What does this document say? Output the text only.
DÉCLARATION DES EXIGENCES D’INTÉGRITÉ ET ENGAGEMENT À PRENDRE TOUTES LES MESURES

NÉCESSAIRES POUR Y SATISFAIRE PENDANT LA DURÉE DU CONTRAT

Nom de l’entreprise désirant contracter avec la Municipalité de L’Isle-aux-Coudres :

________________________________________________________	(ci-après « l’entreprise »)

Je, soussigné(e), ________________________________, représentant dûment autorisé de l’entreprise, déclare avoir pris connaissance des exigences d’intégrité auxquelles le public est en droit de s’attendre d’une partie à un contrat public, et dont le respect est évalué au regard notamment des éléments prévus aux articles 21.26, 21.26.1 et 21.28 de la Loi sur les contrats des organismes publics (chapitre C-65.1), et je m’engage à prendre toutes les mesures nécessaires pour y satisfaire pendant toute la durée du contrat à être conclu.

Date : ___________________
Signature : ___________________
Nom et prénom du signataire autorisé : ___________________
**********
What the task asks: Please output every record, keeping each line exact.

Task result:
What does this document say? Output the text only.
DÉCLARATION DES EXIGENCES D’INTÉGRITÉ ET ENGAGEMENT À PRENDRE TOUTES LES MESURES

NÉCESSAIRES POUR Y SATISFAIRE PENDANT LA DURÉE DU CONTRAT

Nom de l’entreprise désirant contracter avec la Municipalité de L’Isle-aux-Coudres :

________________________________________________________	(ci-après « l’entreprise »)

Je, soussigné(e), ________________________________, représentant dûment autorisé de l’entreprise, déclare avoir pris connaissance des exigences d’intégrité auxquelles le public est en droit de s’attendre d’une partie à un contrat public, et dont le respect est évalué au regard notamment des éléments prévus aux articles 21.26, 21.26.1 et 21.28 de la Loi sur les contrats des organismes publics (chapitre C-65.1), et je m’engage à prendre toutes les mesures nécessaires pour y satisfaire pendant toute la durée du contrat à être conclu.

Date : ___________________
Signature : ___________________
Nom et prénom du signataire autorisé : ___________________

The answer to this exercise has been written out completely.